SET EXERCISE: Print out every line, exactly as written.

Stored items
——

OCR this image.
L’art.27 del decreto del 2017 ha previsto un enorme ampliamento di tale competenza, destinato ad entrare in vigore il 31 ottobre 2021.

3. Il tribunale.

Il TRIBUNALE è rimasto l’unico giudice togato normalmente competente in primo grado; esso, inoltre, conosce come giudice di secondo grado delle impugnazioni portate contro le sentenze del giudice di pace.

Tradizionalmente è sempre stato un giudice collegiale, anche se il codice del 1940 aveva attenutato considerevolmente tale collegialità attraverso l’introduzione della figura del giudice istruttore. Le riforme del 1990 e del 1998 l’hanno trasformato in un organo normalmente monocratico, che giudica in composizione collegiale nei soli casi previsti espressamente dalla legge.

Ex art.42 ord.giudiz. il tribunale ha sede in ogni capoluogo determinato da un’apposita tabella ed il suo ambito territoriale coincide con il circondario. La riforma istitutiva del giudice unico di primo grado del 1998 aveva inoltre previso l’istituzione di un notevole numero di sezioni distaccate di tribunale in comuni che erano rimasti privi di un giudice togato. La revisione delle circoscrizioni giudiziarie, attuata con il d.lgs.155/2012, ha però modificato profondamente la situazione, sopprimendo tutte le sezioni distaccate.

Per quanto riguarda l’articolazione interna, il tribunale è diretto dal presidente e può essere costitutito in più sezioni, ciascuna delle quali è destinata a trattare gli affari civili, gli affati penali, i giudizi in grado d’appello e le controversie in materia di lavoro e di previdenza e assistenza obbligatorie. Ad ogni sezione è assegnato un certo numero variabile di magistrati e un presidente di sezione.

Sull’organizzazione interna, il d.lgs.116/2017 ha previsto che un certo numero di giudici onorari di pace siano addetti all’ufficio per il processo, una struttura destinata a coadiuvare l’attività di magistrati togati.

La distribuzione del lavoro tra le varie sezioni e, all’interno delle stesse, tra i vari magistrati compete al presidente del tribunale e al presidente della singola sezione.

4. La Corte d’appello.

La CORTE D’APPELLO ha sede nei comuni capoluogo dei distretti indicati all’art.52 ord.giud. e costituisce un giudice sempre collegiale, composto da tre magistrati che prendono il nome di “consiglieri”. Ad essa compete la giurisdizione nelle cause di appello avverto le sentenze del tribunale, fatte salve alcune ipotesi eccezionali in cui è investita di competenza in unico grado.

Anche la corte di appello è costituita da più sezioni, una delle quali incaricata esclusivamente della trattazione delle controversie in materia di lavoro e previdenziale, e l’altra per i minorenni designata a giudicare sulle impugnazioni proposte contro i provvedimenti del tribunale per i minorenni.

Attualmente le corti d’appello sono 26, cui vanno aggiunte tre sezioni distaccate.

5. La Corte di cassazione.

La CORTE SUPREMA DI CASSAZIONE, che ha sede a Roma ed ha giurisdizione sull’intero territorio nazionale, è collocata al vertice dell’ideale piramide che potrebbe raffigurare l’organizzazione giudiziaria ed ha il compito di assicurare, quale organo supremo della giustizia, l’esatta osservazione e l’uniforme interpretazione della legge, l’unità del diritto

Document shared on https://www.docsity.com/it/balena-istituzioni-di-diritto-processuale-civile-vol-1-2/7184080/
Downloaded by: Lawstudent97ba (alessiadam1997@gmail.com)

——

ANSWER FOR THIS EXERCISE:
OCR this image.
L’art.27 del decreto del 2017 ha previsto un enorme ampliamento di tale competenza, destinato ad entrare in vigore il 31 ottobre 2021.

3. Il tribunale.

Il TRIBUNALE è rimasto l’unico giudice togato normalmente competente in primo grado; esso, inoltre, conosce come giudice di secondo grado delle impugnazioni portate contro le sentenze del giudice di pace.

Tradizionalmente è sempre stato un giudice collegiale, anche se il codice del 1940 aveva attenutato considerevolmente tale collegialità attraverso l’introduzione della figura del giudice istruttore. Le riforme del 1990 e del 1998 l’hanno trasformato in un organo normalmente monocratico, che giudica in composizione collegiale nei soli casi previsti espressamente dalla legge.

Ex art.42 ord.giudiz. il tribunale ha sede in ogni capoluogo determinato da un’apposita tabella ed il suo ambito territoriale coincide con il circondario. La riforma istitutiva del giudice unico di primo grado del 1998 aveva inoltre previso l’istituzione di un notevole numero di sezioni distaccate di tribunale in comuni che erano rimasti privi di un giudice togato. La revisione delle circoscrizioni giudiziarie, attuata con il d.lgs.155/2012, ha però modificato profondamente la situazione, sopprimendo tutte le sezioni distaccate.

Per quanto riguarda l’articolazione interna, il tribunale è diretto dal presidente e può essere costitutito in più sezioni, ciascuna delle quali è destinata a trattare gli affari civili, gli affati penali, i giudizi in grado d’appello e le controversie in materia di lavoro e di previdenza e assistenza obbligatorie. Ad ogni sezione è assegnato un certo numero variabile di magistrati e un presidente di sezione.

Sull’organizzazione interna, il d.lgs.116/2017 ha previsto che un certo numero di giudici onorari di pace siano addetti all’ufficio per il processo, una struttura destinata a coadiuvare l’attività di magistrati togati.

La distribuzione del lavoro tra le varie sezioni e, all’interno delle stesse, tra i vari magistrati compete al presidente del tribunale e al presidente della singola sezione.

4. La Corte d’appello.

La CORTE D’APPELLO ha sede nei comuni capoluogo dei distretti indicati all’art.52 ord.giud. e costituisce un giudice sempre collegiale, composto da tre magistrati che prendono il nome di “consiglieri”. Ad essa compete la giurisdizione nelle cause di appello avverto le sentenze del tribunale, fatte salve alcune ipotesi eccezionali in cui è investita di competenza in unico grado.

Anche la corte di appello è costituita da più sezioni, una delle quali incaricata esclusivamente della trattazione delle controversie in materia di lavoro e previdenziale, e l’altra per i minorenni designata a giudicare sulle impugnazioni proposte contro i provvedimenti del tribunale per i minorenni.

Attualmente le corti d’appello sono 26, cui vanno aggiunte tre sezioni distaccate.

5. La Corte di cassazione.

La CORTE SUPREMA DI CASSAZIONE, che ha sede a Roma ed ha giurisdizione sull’intero territorio nazionale, è collocata al vertice dell’ideale piramide che potrebbe raffigurare l’organizzazione giudiziaria ed ha il compito di assicurare, quale organo supremo della giustizia, l’esatta osservazione e l’uniforme interpretazione della legge, l’unità del diritto

Document shared on https://www.docsity.com/it/balena-istituzioni-di-diritto-processuale-civile-vol-1-2/7184080/
Downloaded by: Lawstudent97ba (alessiadam1997@gmail.com)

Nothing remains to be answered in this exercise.